**What you are asked to do:**
Recast the stretch from the start of the rows below through the row that contains "conclusion-notes: -ReaxFF gives", inclusive, as a Markdown table with the columns Number and Entry. Give each row its number and leave out blank lines.

**Some rows:**

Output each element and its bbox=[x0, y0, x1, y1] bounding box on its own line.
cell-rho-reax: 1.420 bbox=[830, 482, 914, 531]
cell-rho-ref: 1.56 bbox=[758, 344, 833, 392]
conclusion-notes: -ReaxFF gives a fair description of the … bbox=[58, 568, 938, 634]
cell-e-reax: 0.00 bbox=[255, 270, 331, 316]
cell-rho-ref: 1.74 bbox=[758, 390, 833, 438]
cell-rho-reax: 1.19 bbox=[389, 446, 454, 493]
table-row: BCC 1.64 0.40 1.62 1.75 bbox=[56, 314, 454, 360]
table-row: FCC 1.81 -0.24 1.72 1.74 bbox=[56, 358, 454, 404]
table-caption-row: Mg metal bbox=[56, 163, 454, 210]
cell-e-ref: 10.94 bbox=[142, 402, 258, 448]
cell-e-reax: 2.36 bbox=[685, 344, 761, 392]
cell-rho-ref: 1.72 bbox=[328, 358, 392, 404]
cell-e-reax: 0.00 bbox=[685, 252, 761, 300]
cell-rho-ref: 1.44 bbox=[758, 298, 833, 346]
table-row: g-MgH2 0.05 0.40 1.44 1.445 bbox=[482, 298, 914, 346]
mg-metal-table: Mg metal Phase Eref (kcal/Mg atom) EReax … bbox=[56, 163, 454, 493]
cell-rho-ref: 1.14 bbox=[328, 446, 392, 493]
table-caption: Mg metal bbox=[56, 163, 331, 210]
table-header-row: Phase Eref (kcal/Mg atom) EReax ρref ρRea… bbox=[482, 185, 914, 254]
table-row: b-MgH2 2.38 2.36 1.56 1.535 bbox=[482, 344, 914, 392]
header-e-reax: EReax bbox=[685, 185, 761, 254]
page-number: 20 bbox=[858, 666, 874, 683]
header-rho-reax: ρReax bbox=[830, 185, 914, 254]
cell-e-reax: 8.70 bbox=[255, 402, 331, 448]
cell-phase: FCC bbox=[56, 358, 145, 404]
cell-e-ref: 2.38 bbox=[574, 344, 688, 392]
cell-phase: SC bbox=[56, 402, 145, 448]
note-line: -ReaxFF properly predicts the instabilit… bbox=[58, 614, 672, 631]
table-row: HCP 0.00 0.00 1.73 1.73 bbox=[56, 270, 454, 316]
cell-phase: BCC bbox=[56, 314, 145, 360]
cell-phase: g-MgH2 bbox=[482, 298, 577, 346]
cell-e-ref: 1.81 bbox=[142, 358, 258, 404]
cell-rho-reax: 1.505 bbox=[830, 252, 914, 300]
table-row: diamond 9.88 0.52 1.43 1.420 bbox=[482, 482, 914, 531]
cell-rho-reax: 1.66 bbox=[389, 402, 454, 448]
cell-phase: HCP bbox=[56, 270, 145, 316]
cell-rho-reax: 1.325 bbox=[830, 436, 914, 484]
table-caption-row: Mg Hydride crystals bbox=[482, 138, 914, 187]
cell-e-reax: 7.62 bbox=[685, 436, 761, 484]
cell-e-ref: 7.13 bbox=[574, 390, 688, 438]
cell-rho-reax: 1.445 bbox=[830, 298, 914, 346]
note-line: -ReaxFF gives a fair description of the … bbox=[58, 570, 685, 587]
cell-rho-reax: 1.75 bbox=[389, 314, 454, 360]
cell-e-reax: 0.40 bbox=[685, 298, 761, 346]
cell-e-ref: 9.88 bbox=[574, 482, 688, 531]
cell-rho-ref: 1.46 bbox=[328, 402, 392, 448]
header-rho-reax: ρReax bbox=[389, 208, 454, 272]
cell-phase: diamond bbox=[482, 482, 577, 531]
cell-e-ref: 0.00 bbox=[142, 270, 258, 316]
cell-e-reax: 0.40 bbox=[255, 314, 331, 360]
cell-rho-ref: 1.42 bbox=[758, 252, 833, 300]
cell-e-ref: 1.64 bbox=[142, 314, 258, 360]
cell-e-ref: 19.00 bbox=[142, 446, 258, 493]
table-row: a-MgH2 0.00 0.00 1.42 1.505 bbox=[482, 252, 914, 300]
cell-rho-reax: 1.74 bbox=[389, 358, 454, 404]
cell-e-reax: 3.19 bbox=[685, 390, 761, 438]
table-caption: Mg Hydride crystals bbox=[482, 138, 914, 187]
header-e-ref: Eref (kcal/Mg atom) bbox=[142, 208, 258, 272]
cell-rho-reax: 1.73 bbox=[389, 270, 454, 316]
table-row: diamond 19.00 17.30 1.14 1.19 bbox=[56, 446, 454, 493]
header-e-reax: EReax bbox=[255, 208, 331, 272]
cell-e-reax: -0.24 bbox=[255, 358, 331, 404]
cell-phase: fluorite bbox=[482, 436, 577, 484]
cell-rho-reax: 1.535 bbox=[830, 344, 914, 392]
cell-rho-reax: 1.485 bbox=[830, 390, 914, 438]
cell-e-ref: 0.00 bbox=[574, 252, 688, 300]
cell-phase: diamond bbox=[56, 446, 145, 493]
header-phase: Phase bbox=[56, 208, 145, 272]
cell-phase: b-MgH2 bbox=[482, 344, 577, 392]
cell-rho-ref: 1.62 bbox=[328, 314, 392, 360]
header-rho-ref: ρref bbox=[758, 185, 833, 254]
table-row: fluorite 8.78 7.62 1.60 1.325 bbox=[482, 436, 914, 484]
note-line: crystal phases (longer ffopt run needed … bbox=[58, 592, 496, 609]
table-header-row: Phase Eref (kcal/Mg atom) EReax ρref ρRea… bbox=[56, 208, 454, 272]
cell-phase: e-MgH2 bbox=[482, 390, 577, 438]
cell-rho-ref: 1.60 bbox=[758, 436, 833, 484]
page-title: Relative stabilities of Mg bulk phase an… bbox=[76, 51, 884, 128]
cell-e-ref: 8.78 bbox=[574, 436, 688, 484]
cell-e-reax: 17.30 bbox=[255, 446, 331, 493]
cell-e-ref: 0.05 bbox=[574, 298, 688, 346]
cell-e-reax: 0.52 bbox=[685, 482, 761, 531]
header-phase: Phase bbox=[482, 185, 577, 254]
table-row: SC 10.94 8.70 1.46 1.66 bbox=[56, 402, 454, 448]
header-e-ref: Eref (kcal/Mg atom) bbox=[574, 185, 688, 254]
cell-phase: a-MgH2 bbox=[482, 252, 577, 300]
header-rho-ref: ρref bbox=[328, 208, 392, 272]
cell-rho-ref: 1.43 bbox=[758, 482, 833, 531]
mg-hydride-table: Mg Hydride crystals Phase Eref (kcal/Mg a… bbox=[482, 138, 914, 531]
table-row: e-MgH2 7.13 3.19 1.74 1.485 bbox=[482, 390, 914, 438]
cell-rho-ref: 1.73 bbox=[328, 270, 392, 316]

**Finished exercise:**
| Number | Entry |
|---|---|
| 1 | Output each element and its bbox=[x0, y0, x1, y1] bounding box on its own line. |
| 2 | cell-rho-reax: 1.420 bbox=[830, 482, 914, 531] |
| 3 | cell-rho-ref: 1.56 bbox=[758, 344, 833, 392] |
| 4 | conclusion-notes: -ReaxFF gives a fair description of the … bbox=[58, 568, 938, 634] |